▶ _Supplied data_:
===============

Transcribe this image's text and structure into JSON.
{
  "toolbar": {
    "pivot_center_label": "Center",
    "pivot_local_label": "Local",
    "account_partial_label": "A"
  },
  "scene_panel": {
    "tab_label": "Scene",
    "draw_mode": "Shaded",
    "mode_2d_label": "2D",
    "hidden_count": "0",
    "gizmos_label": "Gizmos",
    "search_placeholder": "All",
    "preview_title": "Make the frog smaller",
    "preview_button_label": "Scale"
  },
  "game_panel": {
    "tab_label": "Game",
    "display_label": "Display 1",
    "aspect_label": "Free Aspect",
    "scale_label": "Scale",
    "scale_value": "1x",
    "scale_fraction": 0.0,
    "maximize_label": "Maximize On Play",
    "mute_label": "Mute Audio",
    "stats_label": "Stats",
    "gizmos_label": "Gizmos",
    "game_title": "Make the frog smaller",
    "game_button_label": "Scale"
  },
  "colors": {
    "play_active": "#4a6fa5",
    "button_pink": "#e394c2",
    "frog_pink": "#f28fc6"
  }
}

===============

▶ _Exercise directions_: Scan the material above. Return every line containing the string "Make".

▶ _Solution for this problem_:
    "preview_title": "Make the frog smaller",
    "game_title": "Make the frog smaller",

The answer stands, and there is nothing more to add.